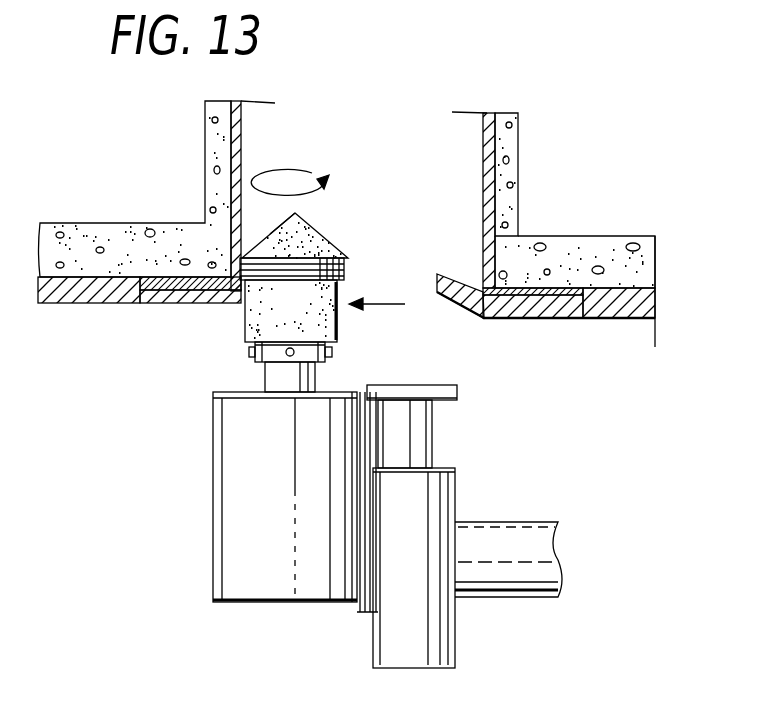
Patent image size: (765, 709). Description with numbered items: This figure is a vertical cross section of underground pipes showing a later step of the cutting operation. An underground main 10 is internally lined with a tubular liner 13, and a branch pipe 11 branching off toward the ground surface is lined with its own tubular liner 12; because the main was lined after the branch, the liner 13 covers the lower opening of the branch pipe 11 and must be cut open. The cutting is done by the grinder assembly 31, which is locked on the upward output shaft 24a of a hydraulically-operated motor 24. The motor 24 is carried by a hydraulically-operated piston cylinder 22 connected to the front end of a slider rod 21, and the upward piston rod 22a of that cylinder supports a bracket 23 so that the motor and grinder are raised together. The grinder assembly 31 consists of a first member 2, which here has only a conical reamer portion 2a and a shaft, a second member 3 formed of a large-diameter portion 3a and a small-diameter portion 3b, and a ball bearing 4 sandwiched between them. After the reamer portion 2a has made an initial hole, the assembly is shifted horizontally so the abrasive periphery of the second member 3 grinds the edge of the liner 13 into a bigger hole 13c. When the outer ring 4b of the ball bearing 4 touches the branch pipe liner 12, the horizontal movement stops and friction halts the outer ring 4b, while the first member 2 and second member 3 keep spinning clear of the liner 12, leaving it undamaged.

The first member 2 is at (321, 245).
The conical reamer portion 2a is at (266, 246).
The second member 3 is at (330, 323).
The large-diameter portion 3a is at (336, 326).
The small-diameter portion 3b is at (332, 353).
The ball bearing 4 is at (344, 268).
The outer ring 4b is at (344, 278).
The underground main 10 is at (596, 237).
The branch pipe 11 is at (521, 158).
The tubular liner 12 is at (241, 152).
The tubular liner 13 is at (574, 318).
The bigger hole 13c is at (434, 277).
The slider rod 21 is at (526, 521).
The hydraulically-operated piston cylinder 22 is at (440, 637).
The piston rod 22a is at (418, 441).
The bracket 23 is at (445, 386).
The hydraulically-operated motor 24 is at (268, 600).
The output shaft 24a is at (266, 382).
The grinder assembly 31 is at (318, 226).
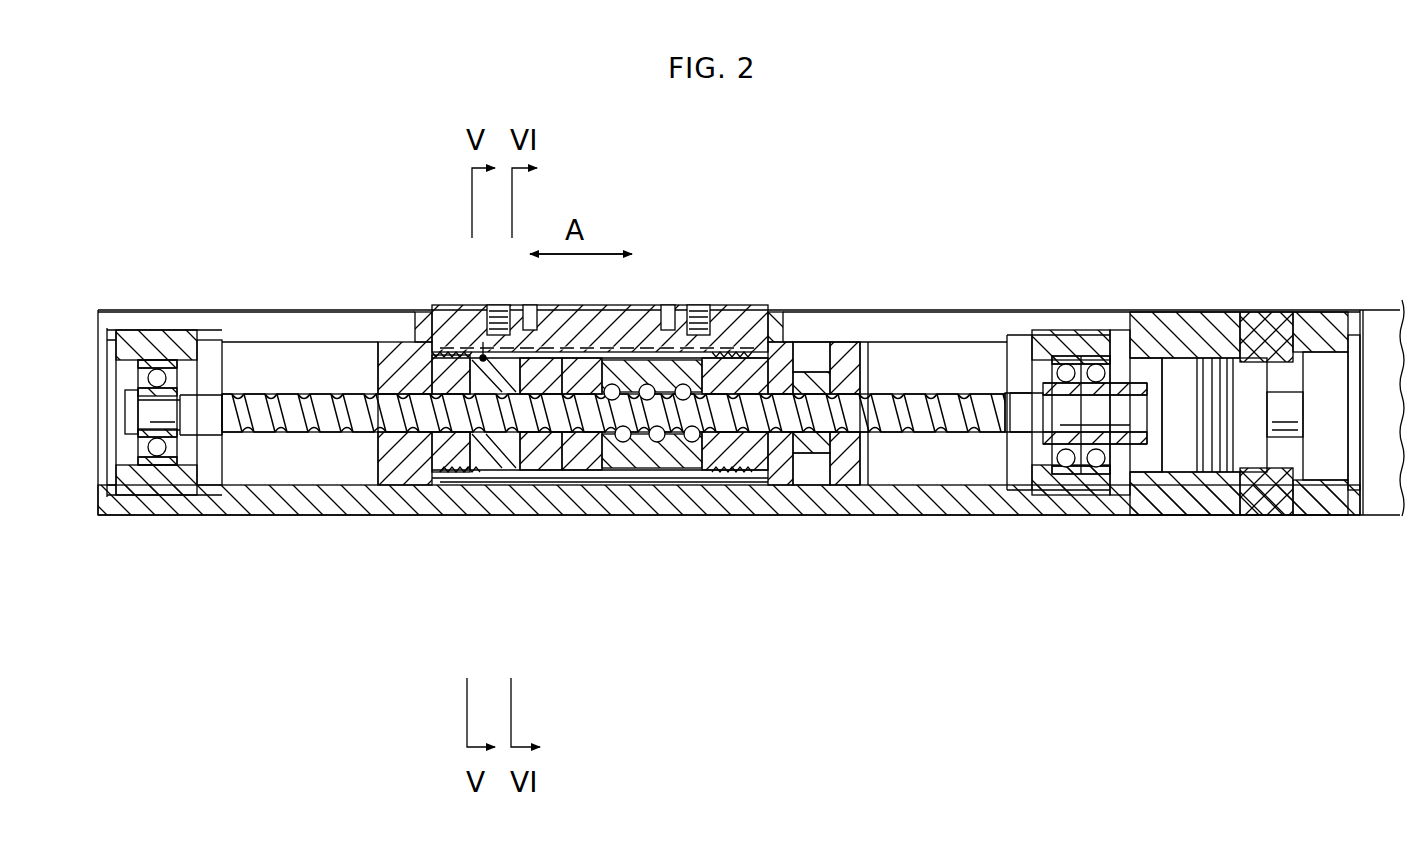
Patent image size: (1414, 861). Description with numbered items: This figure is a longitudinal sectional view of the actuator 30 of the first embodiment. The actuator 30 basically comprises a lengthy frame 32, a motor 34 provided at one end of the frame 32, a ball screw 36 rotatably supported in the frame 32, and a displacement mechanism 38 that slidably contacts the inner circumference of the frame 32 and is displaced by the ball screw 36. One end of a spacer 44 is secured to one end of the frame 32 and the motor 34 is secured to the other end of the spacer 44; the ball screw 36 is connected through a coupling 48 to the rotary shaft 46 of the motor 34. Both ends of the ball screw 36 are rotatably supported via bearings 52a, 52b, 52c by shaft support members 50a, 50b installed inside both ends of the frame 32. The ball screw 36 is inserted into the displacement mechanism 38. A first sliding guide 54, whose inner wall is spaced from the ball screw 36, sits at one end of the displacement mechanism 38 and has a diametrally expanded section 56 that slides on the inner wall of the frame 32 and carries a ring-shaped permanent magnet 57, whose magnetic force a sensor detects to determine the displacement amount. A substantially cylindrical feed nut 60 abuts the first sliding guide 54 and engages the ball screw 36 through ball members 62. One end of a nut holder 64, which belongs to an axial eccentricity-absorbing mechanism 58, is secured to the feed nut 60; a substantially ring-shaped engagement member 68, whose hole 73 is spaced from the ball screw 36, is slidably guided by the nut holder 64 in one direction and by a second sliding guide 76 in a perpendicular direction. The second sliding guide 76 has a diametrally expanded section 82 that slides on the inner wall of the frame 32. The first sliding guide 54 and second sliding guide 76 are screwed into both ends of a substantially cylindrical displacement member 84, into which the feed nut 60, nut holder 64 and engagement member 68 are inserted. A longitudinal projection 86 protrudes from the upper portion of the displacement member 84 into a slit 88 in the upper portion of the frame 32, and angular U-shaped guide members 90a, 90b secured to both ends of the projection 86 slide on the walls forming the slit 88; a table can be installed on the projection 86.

The actuator 30 is at (1168, 100).
The frame 32 is at (282, 505).
The motor 34 is at (1348, 503).
The ball screw 36 is at (912, 393).
The displacement mechanism 38 is at (742, 302).
The spacer 44 is at (1180, 500).
The rotary shaft 46 is at (1283, 312).
The coupling 48 is at (1218, 312).
The shaft support member 50a is at (1075, 330).
The shaft support member 50b is at (152, 330).
The bearing 52a is at (1085, 500).
The bearing 52b is at (1040, 503).
The bearing 52c is at (150, 500).
The first sliding guide 54 is at (770, 490).
The diametrally expanded section 56 is at (795, 478).
The permanent magnet 57 is at (845, 487).
The axial eccentricity-absorbing mechanism 58 is at (517, 501).
The feed nut 60 is at (645, 482).
The ball members 62 is at (692, 478).
The nut holder 64 is at (555, 485).
The engagement member 68 is at (505, 485).
The hole 73 is at (483, 350).
The second sliding guide 76 is at (440, 495).
The diametrally expanded section 82 is at (395, 490).
The displacement member 84 is at (608, 490).
The projection 86 is at (652, 305).
The slit 88 is at (337, 318).
The guide member 90a is at (782, 312).
The guide member 90b is at (425, 320).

########

» TASK INSTRUCTIONS
Change every "Patent image size" in the lines above to "Drawing dimensions" and write all the lines out again with nothing else altered. Leave out the pictures.

» THE RESPONSE
Drawing dimensions: (765, 709). Description with numbered items: This figure is a vertical cross section of underground pipes showing a later step of the cutting operation. An underground main 10 is internally lined with a tubular liner 13, and a branch pipe 11 branching off toward the ground surface is lined with its own tubular liner 12; because the main was lined after the branch, the liner 13 covers the lower opening of the branch pipe 11 and must be cut open. The cutting is done by the grinder assembly 31, which is locked on the upward output shaft 24a of a hydraulically-operated motor 24. The motor 24 is carried by a hydraulically-operated piston cylinder 22 connected to the front end of a slider rod 21, and the upward piston rod 22a of that cylinder supports a bracket 23 so that the motor and grinder are raised together. The grinder assembly 31 consists of a first member 2, which here has only a conical reamer portion 2a and a shaft, a second member 3 formed of a large-diameter portion 3a and a small-diameter portion 3b, and a ball bearing 4 sandwiched between them. After the reamer portion 2a has made an initial hole, the assembly is shifted horizontally so the abrasive periphery of the second member 3 grinds the edge of the liner 13 into a bigger hole 13c. When the outer ring 4b of the ball bearing 4 touches the branch pipe liner 12, the horizontal movement stops and friction halts the outer ring 4b, while the first member 2 and second member 3 keep spinning clear of the liner 12, leaving it undamaged.

The first member 2 is at (321, 245).
The conical reamer portion 2a is at (266, 246).
The second member 3 is at (330, 323).
The large-diameter portion 3a is at (336, 326).
The small-diameter portion 3b is at (332, 353).
The ball bearing 4 is at (344, 268).
The outer ring 4b is at (344, 278).
The underground main 10 is at (596, 237).
The branch pipe 11 is at (521, 158).
The tubular liner 12 is at (241, 152).
The tubular liner 13 is at (574, 318).
The bigger hole 13c is at (434, 277).
The slider rod 21 is at (526, 521).
The hydraulically-operated piston cylinder 22 is at (440, 637).
The piston rod 22a is at (418, 441).
The bracket 23 is at (445, 386).
The hydraulically-operated motor 24 is at (268, 600).
The output shaft 24a is at (266, 382).
The grinder assembly 31 is at (318, 226).
Drawing dimensions: (1414, 861). Description with numbered items: This figure is a longitudinal sectional view of the actuator 30 of the first embodiment. The actuator 30 basically comprises a lengthy frame 32, a motor 34 provided at one end of the frame 32, a ball screw 36 rotatably supported in the frame 32, and a displacement mechanism 38 that slidably contacts the inner circumference of the frame 32 and is displaced by the ball screw 36. One end of a spacer 44 is secured to one end of the frame 32 and the motor 34 is secured to the other end of the spacer 44; the ball screw 36 is connected through a coupling 48 to the rotary shaft 46 of the motor 34. Both ends of the ball screw 36 are rotatably supported via bearings 52a, 52b, 52c by shaft support members 50a, 50b installed inside both ends of the frame 32. The ball screw 36 is inserted into the displacement mechanism 38. A first sliding guide 54, whose inner wall is spaced from the ball screw 36, sits at one end of the displacement mechanism 38 and has a diametrally expanded section 56 that slides on the inner wall of the frame 32 and carries a ring-shaped permanent magnet 57, whose magnetic force a sensor detects to determine the displacement amount. A substantially cylindrical feed nut 60 abuts the first sliding guide 54 and engages the ball screw 36 through ball members 62. One end of a nut holder 64, which belongs to an axial eccentricity-absorbing mechanism 58, is secured to the feed nut 60; a substantially ring-shaped engagement member 68, whose hole 73 is spaced from the ball screw 36, is slidably guided by the nut holder 64 in one direction and by a second sliding guide 76 in a perpendicular direction. The second sliding guide 76 has a diametrally expanded section 82 that slides on the inner wall of the frame 32. The first sliding guide 54 and second sliding guide 76 are screwed into both ends of a substantially cylindrical displacement member 84, into which the feed nut 60, nut holder 64 and engagement member 68 are inserted. A longitudinal projection 86 protrudes from the upper portion of the displacement member 84 into a slit 88 in the upper portion of the frame 32, and angular U-shaped guide members 90a, 90b secured to both ends of the projection 86 slide on the walls forming the slit 88; a table can be installed on the projection 86.

The actuator 30 is at (1168, 100).
The frame 32 is at (282, 505).
The motor 34 is at (1348, 503).
The ball screw 36 is at (912, 393).
The displacement mechanism 38 is at (742, 302).
The spacer 44 is at (1180, 500).
The rotary shaft 46 is at (1283, 312).
The coupling 48 is at (1218, 312).
The shaft support member 50a is at (1075, 330).
The shaft support member 50b is at (152, 330).
The bearing 52a is at (1085, 500).
The bearing 52b is at (1040, 503).
The bearing 52c is at (150, 500).
The first sliding guide 54 is at (770, 490).
The diametrally expanded section 56 is at (795, 478).
The permanent magnet 57 is at (845, 487).
The axial eccentricity-absorbing mechanism 58 is at (517, 501).
The feed nut 60 is at (645, 482).
The ball members 62 is at (692, 478).
The nut holder 64 is at (555, 485).
The engagement member 68 is at (505, 485).
The hole 73 is at (483, 350).
The second sliding guide 76 is at (440, 495).
The diametrally expanded section 82 is at (395, 490).
The displacement member 84 is at (608, 490).
The projection 86 is at (652, 305).
The slit 88 is at (337, 318).
The guide member 90a is at (782, 312).
The guide member 90b is at (425, 320).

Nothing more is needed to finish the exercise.